▸ **WHAT THE TASK ASKS**
Search the data below for "shapes"; list each line that holds it.

Data listing
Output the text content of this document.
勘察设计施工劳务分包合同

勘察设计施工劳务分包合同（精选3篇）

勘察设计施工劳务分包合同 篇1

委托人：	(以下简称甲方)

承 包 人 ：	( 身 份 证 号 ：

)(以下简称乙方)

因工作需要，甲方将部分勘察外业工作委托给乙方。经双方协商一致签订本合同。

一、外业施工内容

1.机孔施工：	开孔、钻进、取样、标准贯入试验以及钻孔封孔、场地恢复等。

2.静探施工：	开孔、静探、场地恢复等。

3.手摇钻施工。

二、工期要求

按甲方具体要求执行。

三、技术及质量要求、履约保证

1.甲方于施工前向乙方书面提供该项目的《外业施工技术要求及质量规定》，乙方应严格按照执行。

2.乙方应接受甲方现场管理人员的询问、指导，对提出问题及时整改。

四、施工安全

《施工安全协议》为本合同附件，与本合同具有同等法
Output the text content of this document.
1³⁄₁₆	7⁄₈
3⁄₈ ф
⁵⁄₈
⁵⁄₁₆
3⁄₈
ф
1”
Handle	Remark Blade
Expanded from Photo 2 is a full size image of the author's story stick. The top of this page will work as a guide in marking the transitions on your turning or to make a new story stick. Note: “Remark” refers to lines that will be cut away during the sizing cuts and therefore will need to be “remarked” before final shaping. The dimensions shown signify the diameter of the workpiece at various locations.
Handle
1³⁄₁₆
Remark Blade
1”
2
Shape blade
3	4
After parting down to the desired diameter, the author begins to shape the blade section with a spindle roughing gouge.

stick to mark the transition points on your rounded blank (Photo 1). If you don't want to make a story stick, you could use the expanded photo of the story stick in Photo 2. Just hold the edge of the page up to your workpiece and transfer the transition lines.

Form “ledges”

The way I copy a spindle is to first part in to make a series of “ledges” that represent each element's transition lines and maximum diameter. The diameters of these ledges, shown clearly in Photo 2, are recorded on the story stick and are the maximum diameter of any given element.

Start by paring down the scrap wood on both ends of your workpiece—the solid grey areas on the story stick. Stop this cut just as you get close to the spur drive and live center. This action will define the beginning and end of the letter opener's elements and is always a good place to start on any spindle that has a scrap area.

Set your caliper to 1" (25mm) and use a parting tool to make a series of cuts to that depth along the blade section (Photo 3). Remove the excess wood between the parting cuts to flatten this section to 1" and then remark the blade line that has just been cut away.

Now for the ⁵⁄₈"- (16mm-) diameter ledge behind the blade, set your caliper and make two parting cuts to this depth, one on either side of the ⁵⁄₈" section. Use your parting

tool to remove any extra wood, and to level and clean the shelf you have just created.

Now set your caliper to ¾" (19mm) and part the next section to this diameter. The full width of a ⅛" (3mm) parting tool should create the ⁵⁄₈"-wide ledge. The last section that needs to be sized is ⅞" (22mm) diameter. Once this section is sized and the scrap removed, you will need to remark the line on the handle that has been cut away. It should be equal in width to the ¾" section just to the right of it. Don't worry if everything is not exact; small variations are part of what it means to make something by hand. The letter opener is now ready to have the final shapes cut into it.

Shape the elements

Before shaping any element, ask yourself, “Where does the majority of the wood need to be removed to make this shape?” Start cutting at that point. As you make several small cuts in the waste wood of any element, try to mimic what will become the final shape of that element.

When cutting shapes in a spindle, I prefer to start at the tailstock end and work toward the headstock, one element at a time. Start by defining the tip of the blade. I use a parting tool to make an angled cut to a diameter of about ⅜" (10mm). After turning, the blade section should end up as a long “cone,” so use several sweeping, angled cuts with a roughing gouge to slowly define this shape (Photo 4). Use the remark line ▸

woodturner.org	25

▸ **SOLUTION TO THIS TASK**
Now set your caliper to ¾" (19mm) and part the next section to this diameter. The full width of a ⅛" (3mm) parting tool should create the ⁵⁄₈"-wide ledge. The last section that needs to be sized is ⅞" (22mm) diameter. Once this section is sized and the scrap removed, you will need to remark the line on the handle that has been cut away. It should be equal in width to the ¾" section just to the right of it. Don't worry if everything is not exact; small variations are part of what it means to make something by hand. The letter opener is now ready to have the final shapes cut into it.
When cutting shapes in a spindle, I prefer to start at the tailstock end and work toward the headstock, one element at a time. Start by defining the tip of the blade. I use a parting tool to make an angled cut to a diameter of about ⅜" (10mm). After turning, the blade section should end up as a long “cone,” so use several sweeping, angled cuts with a roughing gouge to slowly define this shape (Photo 4). Use the remark line ▸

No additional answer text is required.